Work to be completed. Reproduce every line of the listing as written, apart from the pictures.

(begin)

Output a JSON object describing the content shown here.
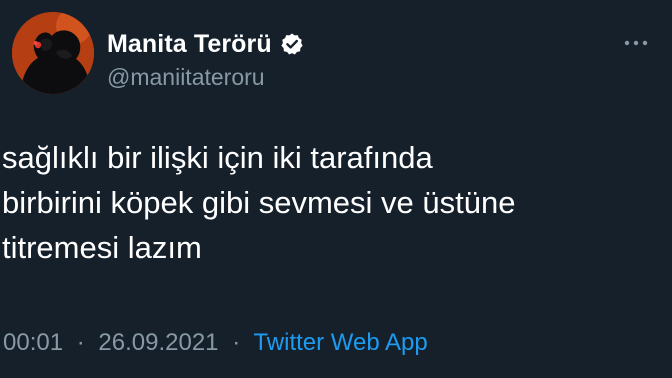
{
  "tweet": {
    "author": {
      "display_name": "Manita Terörü",
      "handle": "@maniitateroru",
      "verified": true
    },
    "text": "sağlıklı bir ilişki için iki tarafında\nbirbirini köpek gibi sevmesi ve üstüne\ntitremesi lazım",
    "time": "00:01",
    "separator": "·",
    "date": "26.09.2021",
    "source": "Twitter Web App"
  },
  "colors": {
    "background": "#15202b",
    "text_primary": "#ffffff",
    "text_secondary": "#8899a6",
    "link": "#1d9bf0",
    "verified_badge": "#ffffff",
    "avatar_background": "#b53e12"
  },
  "icons": {
    "avatar": "avatar-image",
    "verified": "verified-badge-icon",
    "more": "more-options-icon"
  }
}
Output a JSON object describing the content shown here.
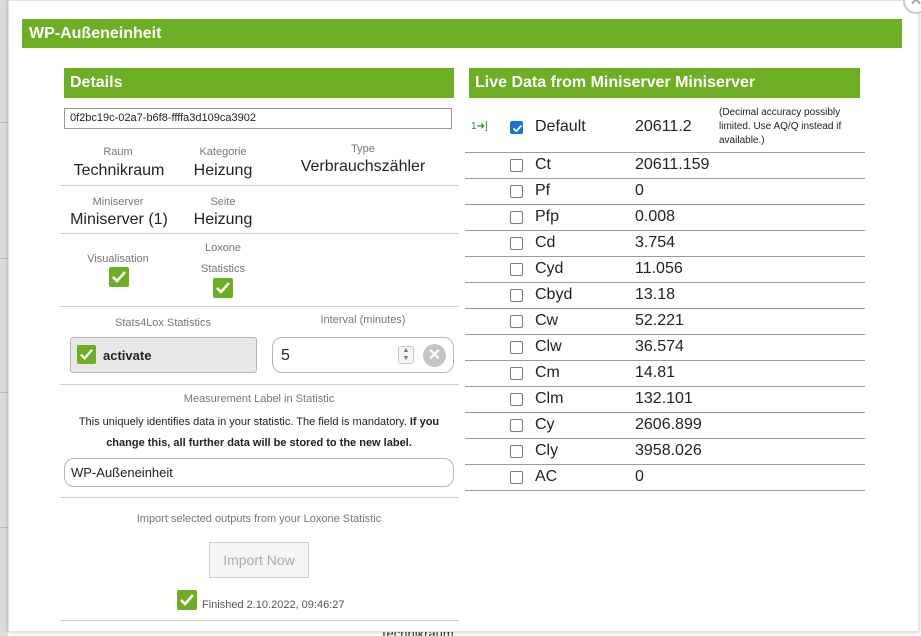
{
  "background": {
    "bottom_peek_text": "Technikraum"
  },
  "dialog": {
    "title": "WP-Außeneinheit",
    "close_icon": "close-icon",
    "accent_color": "#6daf23"
  },
  "details": {
    "header": "Details",
    "uuid": "0f2bc19c-02a7-b6f8-ffffa3d109ca3902",
    "raum_label": "Raum",
    "raum_value": "Technikraum",
    "kategorie_label": "Kategorie",
    "kategorie_value": "Heizung",
    "type_label": "Type",
    "type_value": "Verbrauchszähler",
    "miniserver_label": "Miniserver",
    "miniserver_value": "Miniserver (1)",
    "seite_label": "Seite",
    "seite_value": "Heizung",
    "visualisation_label": "Visualisation",
    "visualisation_checked": true,
    "loxone_label": "Loxone",
    "statistics_label": "Statistics",
    "statistics_checked": true,
    "stats4lox_label": "Stats4Lox Statistics",
    "activate_label": "activate",
    "activate_checked": true,
    "interval_label": "Interval (minutes)",
    "interval_value": "5",
    "measurement_label_title": "Measurement Label in Statistic",
    "measurement_desc_normal": "This uniquely identifies data in your statistic. The field is mandatory. ",
    "measurement_desc_bold": "If you change this, all further data will be stored to the new label.",
    "measurement_label_value": "WP-Außeneinheit",
    "import_text": "Import selected outputs from your Loxone Statistic",
    "import_button": "Import Now",
    "finished_checked": true,
    "finished_text": "Finished 2.10.2022, 09:46:27"
  },
  "live": {
    "header": "Live Data from Miniserver Miniserver",
    "link_label": "1",
    "note": "(Decimal accuracy possibly limited. Use AQ/Q instead if available.)",
    "checkbox_color": "#1a73d9",
    "rows": [
      {
        "name": "Default",
        "value": "20611.2",
        "checked": true
      },
      {
        "name": "Ct",
        "value": "20611.159",
        "checked": false
      },
      {
        "name": "Pf",
        "value": "0",
        "checked": false
      },
      {
        "name": "Pfp",
        "value": "0.008",
        "checked": false
      },
      {
        "name": "Cd",
        "value": "3.754",
        "checked": false
      },
      {
        "name": "Cyd",
        "value": "11.056",
        "checked": false
      },
      {
        "name": "Cbyd",
        "value": "13.18",
        "checked": false
      },
      {
        "name": "Cw",
        "value": "52.221",
        "checked": false
      },
      {
        "name": "Clw",
        "value": "36.574",
        "checked": false
      },
      {
        "name": "Cm",
        "value": "14.81",
        "checked": false
      },
      {
        "name": "Clm",
        "value": "132.101",
        "checked": false
      },
      {
        "name": "Cy",
        "value": "2606.899",
        "checked": false
      },
      {
        "name": "Cly",
        "value": "3958.026",
        "checked": false
      },
      {
        "name": "AC",
        "value": "0",
        "checked": false
      }
    ]
  }
}
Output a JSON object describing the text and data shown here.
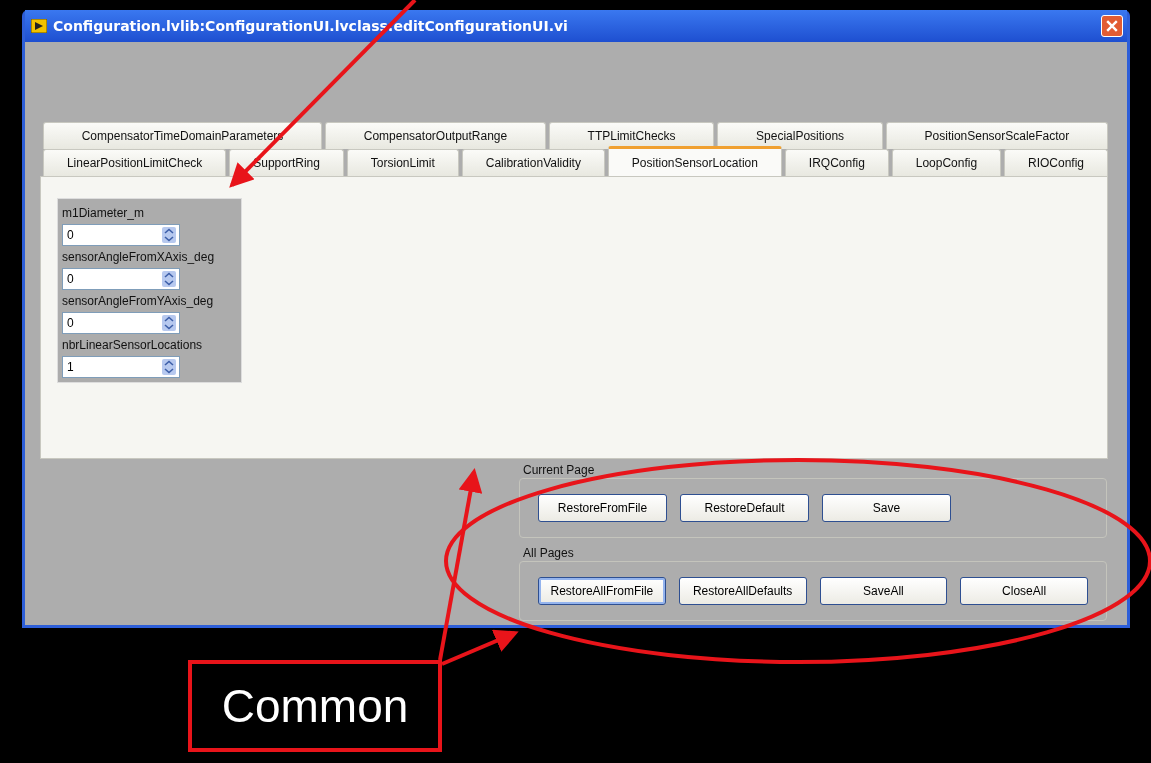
{
  "window": {
    "title": "Configuration.lvlib:ConfigurationUI.lvclass:editConfigurationUI.vi"
  },
  "tab_rows": [
    [
      {
        "label": "CompensatorTimeDomainParameters",
        "selected": false
      },
      {
        "label": "CompensatorOutputRange",
        "selected": false
      },
      {
        "label": "TTPLimitChecks",
        "selected": false
      },
      {
        "label": "SpecialPositions",
        "selected": false
      },
      {
        "label": "PositionSensorScaleFactor",
        "selected": false
      }
    ],
    [
      {
        "label": "LinearPositionLimitCheck",
        "selected": false
      },
      {
        "label": "SupportRing",
        "selected": false
      },
      {
        "label": "TorsionLimit",
        "selected": false
      },
      {
        "label": "CalibrationValidity",
        "selected": false
      },
      {
        "label": "PositionSensorLocation",
        "selected": true
      },
      {
        "label": "IRQConfig",
        "selected": false
      },
      {
        "label": "LoopConfig",
        "selected": false
      },
      {
        "label": "RIOConfig",
        "selected": false
      }
    ]
  ],
  "controls": [
    {
      "label": "m1Diameter_m",
      "value": "0"
    },
    {
      "label": "sensorAngleFromXAxis_deg",
      "value": "0"
    },
    {
      "label": "sensorAngleFromYAxis_deg",
      "value": "0"
    },
    {
      "label": "nbrLinearSensorLocations",
      "value": "1"
    }
  ],
  "groups": [
    {
      "title": "Current Page",
      "buttons": [
        {
          "label": "RestoreFromFile",
          "focused": false
        },
        {
          "label": "RestoreDefault",
          "focused": false
        },
        {
          "label": "Save",
          "focused": false
        }
      ]
    },
    {
      "title": "All Pages",
      "buttons": [
        {
          "label": "RestoreAllFromFile",
          "focused": true
        },
        {
          "label": "RestoreAllDefaults",
          "focused": false
        },
        {
          "label": "SaveAll",
          "focused": false
        },
        {
          "label": "CloseAll",
          "focused": false
        }
      ]
    }
  ],
  "annotation": {
    "callout": "Common"
  }
}
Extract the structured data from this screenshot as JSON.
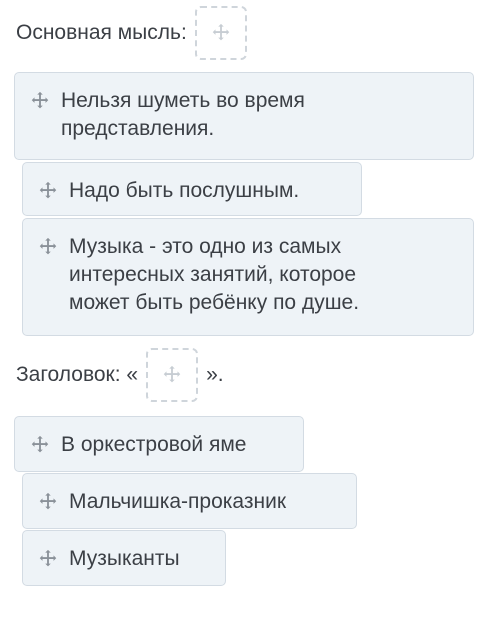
{
  "main_idea": {
    "label": "Основная мысль:",
    "cards": [
      {
        "text": "Нельзя шуметь во время представления."
      },
      {
        "text": "Надо быть послушным."
      },
      {
        "text": "Музыка - это одно из самых интересных занятий, которое может быть ребёнку по душе."
      }
    ]
  },
  "title": {
    "label_prefix": "Заголовок: «",
    "label_suffix": "».",
    "cards": [
      {
        "text": "В оркестровой яме"
      },
      {
        "text": "Мальчишка-проказник"
      },
      {
        "text": "Музыканты"
      }
    ]
  },
  "colors": {
    "card_bg": "#eef3f7",
    "card_border": "#d3dbe3",
    "slot_border": "#cfd5db"
  },
  "icons": {
    "drag": "move-icon"
  }
}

(end)

Solution below.
Output a JSON object describing the content shown here.
{
  "tweet": {
    "author": {
      "display_name": "Manita Terörü",
      "handle": "@maniitateroru",
      "verified": true
    },
    "text": "sağlıklı bir ilişki için iki tarafında\nbirbirini köpek gibi sevmesi ve üstüne\ntitremesi lazım",
    "time": "00:01",
    "separator": "·",
    "date": "26.09.2021",
    "source": "Twitter Web App"
  },
  "colors": {
    "background": "#15202b",
    "text_primary": "#ffffff",
    "text_secondary": "#8899a6",
    "link": "#1d9bf0",
    "verified_badge": "#ffffff",
    "avatar_background": "#b53e12"
  },
  "icons": {
    "avatar": "avatar-image",
    "verified": "verified-badge-icon",
    "more": "more-options-icon"
  }
}
Output a JSON object describing the content shown here.
{
  "background": {
    "bottom_peek_text": "Technikraum"
  },
  "dialog": {
    "title": "WP-Außeneinheit",
    "close_icon": "close-icon",
    "accent_color": "#6daf23"
  },
  "details": {
    "header": "Details",
    "uuid": "0f2bc19c-02a7-b6f8-ffffa3d109ca3902",
    "raum_label": "Raum",
    "raum_value": "Technikraum",
    "kategorie_label": "Kategorie",
    "kategorie_value": "Heizung",
    "type_label": "Type",
    "type_value": "Verbrauchszähler",
    "miniserver_label": "Miniserver",
    "miniserver_value": "Miniserver (1)",
    "seite_label": "Seite",
    "seite_value": "Heizung",
    "visualisation_label": "Visualisation",
    "visualisation_checked": true,
    "loxone_label": "Loxone",
    "statistics_label": "Statistics",
    "statistics_checked": true,
    "stats4lox_label": "Stats4Lox Statistics",
    "activate_label": "activate",
    "activate_checked": true,
    "interval_label": "Interval (minutes)",
    "interval_value": "5",
    "measurement_label_title": "Measurement Label in Statistic",
    "measurement_desc_normal": "This uniquely identifies data in your statistic. The field is mandatory. ",
    "measurement_desc_bold": "If you change this, all further data will be stored to the new label.",
    "measurement_label_value": "WP-Außeneinheit",
    "import_text": "Import selected outputs from your Loxone Statistic",
    "import_button": "Import Now",
    "finished_checked": true,
    "finished_text": "Finished 2.10.2022, 09:46:27"
  },
  "live": {
    "header": "Live Data from Miniserver Miniserver",
    "link_label": "1",
    "note": "(Decimal accuracy possibly limited. Use AQ/Q instead if available.)",
    "checkbox_color": "#1a73d9",
    "rows": [
      {
        "name": "Default",
        "value": "20611.2",
        "checked": true
      },
      {
        "name": "Ct",
        "value": "20611.159",
        "checked": false
      },
      {
        "name": "Pf",
        "value": "0",
        "checked": false
      },
      {
        "name": "Pfp",
        "value": "0.008",
        "checked": false
      },
      {
        "name": "Cd",
        "value": "3.754",
        "checked": false
      },
      {
        "name": "Cyd",
        "value": "11.056",
        "checked": false
      },
      {
        "name": "Cbyd",
        "value": "13.18",
        "checked": false
      },
      {
        "name": "Cw",
        "value": "52.221",
        "checked": false
      },
      {
        "name": "Clw",
        "value": "36.574",
        "checked": false
      },
      {
        "name": "Cm",
        "value": "14.81",
        "checked": false
      },
      {
        "name": "Clm",
        "value": "132.101",
        "checked": false
      },
      {
        "name": "Cy",
        "value": "2606.899",
        "checked": false
      },
      {
        "name": "Cly",
        "value": "3958.026",
        "checked": false
      },
      {
        "name": "AC",
        "value": "0",
        "checked": false
      }
    ]
  }
}
Output a JSON object describing the text and data shown here.
{
  "window": {
    "title": "Configuration.lvlib:ConfigurationUI.lvclass:editConfigurationUI.vi"
  },
  "tab_rows": [
    [
      {
        "label": "CompensatorTimeDomainParameters",
        "selected": false
      },
      {
        "label": "CompensatorOutputRange",
        "selected": false
      },
      {
        "label": "TTPLimitChecks",
        "selected": false
      },
      {
        "label": "SpecialPositions",
        "selected": false
      },
      {
        "label": "PositionSensorScaleFactor",
        "selected": false
      }
    ],
    [
      {
        "label": "LinearPositionLimitCheck",
        "selected": false
      },
      {
        "label": "SupportRing",
        "selected": false
      },
      {
        "label": "TorsionLimit",
        "selected": false
      },
      {
        "label": "CalibrationValidity",
        "selected": false
      },
      {
        "label": "PositionSensorLocation",
        "selected": true
      },
      {
        "label": "IRQConfig",
        "selected": false
      },
      {
        "label": "LoopConfig",
        "selected": false
      },
      {
        "label": "RIOConfig",
        "selected": false
      }
    ]
  ],
  "controls": [
    {
      "label": "m1Diameter_m",
      "value": "0"
    },
    {
      "label": "sensorAngleFromXAxis_deg",
      "value": "0"
    },
    {
      "label": "sensorAngleFromYAxis_deg",
      "value": "0"
    },
    {
      "label": "nbrLinearSensorLocations",
      "value": "1"
    }
  ],
  "groups": [
    {
      "title": "Current Page",
      "buttons": [
        {
          "label": "RestoreFromFile",
          "focused": false
        },
        {
          "label": "RestoreDefault",
          "focused": false
        },
        {
          "label": "Save",
          "focused": false
        }
      ]
    },
    {
      "title": "All Pages",
      "buttons": [
        {
          "label": "RestoreAllFromFile",
          "focused": true
        },
        {
          "label": "RestoreAllDefaults",
          "focused": false
        },
        {
          "label": "SaveAll",
          "focused": false
        },
        {
          "label": "CloseAll",
          "focused": false
        }
      ]
    }
  ],
  "annotation": {
    "callout": "Common"
  }
}
Extract the structured data from this screenshot as JSON.
{
  "main_idea": {
    "label": "Основная мысль:",
    "cards": [
      {
        "text": "Нельзя шуметь во время представления."
      },
      {
        "text": "Надо быть послушным."
      },
      {
        "text": "Музыка - это одно из самых интересных занятий, которое может быть ребёнку по душе."
      }
    ]
  },
  "title": {
    "label_prefix": "Заголовок: «",
    "label_suffix": "».",
    "cards": [
      {
        "text": "В оркестровой яме"
      },
      {
        "text": "Мальчишка-проказник"
      },
      {
        "text": "Музыканты"
      }
    ]
  },
  "colors": {
    "card_bg": "#eef3f7",
    "card_border": "#d3dbe3",
    "slot_border": "#cfd5db"
  },
  "icons": {
    "drag": "move-icon"
  }
}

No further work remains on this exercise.